↓↓↓
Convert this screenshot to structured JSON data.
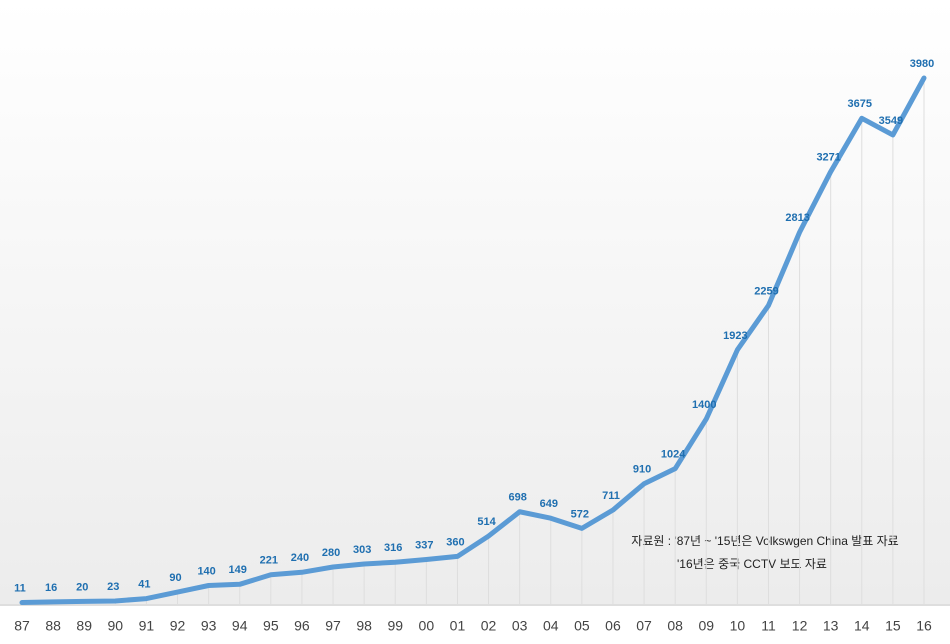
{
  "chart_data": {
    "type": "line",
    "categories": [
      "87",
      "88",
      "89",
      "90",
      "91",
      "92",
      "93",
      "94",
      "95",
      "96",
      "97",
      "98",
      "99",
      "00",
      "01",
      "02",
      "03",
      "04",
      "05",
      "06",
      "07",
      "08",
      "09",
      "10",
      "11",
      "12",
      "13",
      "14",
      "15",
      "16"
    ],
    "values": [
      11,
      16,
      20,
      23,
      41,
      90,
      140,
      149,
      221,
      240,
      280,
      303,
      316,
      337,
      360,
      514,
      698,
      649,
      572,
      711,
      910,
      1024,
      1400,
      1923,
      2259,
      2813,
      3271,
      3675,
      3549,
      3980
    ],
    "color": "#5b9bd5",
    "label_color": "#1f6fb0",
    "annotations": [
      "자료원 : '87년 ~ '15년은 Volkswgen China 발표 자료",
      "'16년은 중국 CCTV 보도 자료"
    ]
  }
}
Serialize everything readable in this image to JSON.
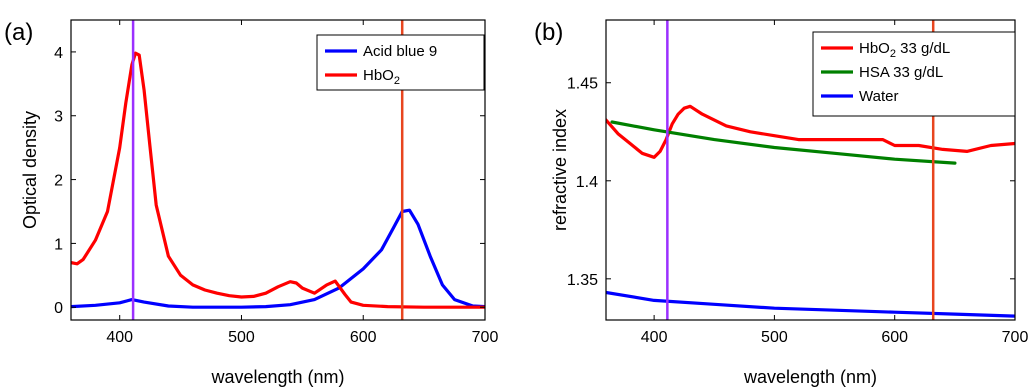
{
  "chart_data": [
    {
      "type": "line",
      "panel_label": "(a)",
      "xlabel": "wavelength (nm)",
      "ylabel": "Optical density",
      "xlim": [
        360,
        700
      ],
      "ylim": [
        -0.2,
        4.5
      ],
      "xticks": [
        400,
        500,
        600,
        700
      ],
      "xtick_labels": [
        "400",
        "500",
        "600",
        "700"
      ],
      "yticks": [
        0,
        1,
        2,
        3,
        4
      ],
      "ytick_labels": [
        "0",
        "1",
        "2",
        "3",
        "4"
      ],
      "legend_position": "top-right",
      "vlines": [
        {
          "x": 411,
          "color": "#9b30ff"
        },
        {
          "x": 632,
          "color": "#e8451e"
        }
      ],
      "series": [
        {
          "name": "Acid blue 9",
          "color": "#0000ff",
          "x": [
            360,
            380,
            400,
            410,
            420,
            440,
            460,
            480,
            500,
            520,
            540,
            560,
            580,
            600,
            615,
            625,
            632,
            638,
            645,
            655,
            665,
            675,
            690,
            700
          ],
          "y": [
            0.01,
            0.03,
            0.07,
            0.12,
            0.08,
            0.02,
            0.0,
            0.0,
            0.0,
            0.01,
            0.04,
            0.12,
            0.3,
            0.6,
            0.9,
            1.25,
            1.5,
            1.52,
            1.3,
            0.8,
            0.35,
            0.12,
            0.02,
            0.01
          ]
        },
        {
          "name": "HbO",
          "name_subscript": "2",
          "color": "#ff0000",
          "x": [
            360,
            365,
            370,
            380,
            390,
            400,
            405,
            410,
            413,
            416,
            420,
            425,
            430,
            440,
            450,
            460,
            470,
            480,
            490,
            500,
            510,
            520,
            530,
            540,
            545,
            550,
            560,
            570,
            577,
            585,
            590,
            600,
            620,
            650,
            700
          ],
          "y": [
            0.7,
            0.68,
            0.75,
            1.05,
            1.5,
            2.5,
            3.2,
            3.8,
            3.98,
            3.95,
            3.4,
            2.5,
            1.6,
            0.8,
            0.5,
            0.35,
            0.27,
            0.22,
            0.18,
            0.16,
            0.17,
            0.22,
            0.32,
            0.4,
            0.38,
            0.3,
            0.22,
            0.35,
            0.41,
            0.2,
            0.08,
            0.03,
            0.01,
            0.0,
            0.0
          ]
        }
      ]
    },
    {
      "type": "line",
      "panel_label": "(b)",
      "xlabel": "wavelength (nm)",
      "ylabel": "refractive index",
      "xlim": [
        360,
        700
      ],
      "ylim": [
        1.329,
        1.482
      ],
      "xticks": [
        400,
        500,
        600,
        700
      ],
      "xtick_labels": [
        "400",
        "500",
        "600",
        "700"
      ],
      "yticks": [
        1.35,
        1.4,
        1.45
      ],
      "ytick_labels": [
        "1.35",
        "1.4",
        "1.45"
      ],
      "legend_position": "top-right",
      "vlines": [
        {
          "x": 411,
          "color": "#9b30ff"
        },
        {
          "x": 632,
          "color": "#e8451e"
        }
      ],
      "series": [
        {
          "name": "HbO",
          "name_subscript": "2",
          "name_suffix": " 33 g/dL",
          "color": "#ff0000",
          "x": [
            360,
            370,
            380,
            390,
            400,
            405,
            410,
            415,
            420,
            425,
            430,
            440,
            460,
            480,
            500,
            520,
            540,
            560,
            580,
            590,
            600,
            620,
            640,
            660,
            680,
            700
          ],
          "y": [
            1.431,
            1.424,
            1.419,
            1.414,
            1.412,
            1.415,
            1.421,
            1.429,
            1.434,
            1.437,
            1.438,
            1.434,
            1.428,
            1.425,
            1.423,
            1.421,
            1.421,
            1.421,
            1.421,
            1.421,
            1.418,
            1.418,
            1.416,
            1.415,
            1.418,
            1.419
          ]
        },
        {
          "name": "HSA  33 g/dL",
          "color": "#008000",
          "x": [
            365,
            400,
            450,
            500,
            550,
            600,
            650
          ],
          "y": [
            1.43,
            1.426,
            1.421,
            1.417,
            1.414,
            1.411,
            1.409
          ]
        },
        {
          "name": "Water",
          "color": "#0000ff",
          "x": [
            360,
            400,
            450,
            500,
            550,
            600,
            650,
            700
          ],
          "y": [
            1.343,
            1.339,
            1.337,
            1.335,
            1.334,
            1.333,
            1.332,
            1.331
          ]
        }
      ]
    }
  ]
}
↑↑↑
Which lines include the word "this"? Copy every one of them.

Convert this screenshot to structured JSON data.
Serialize everything readable in this image to JSON.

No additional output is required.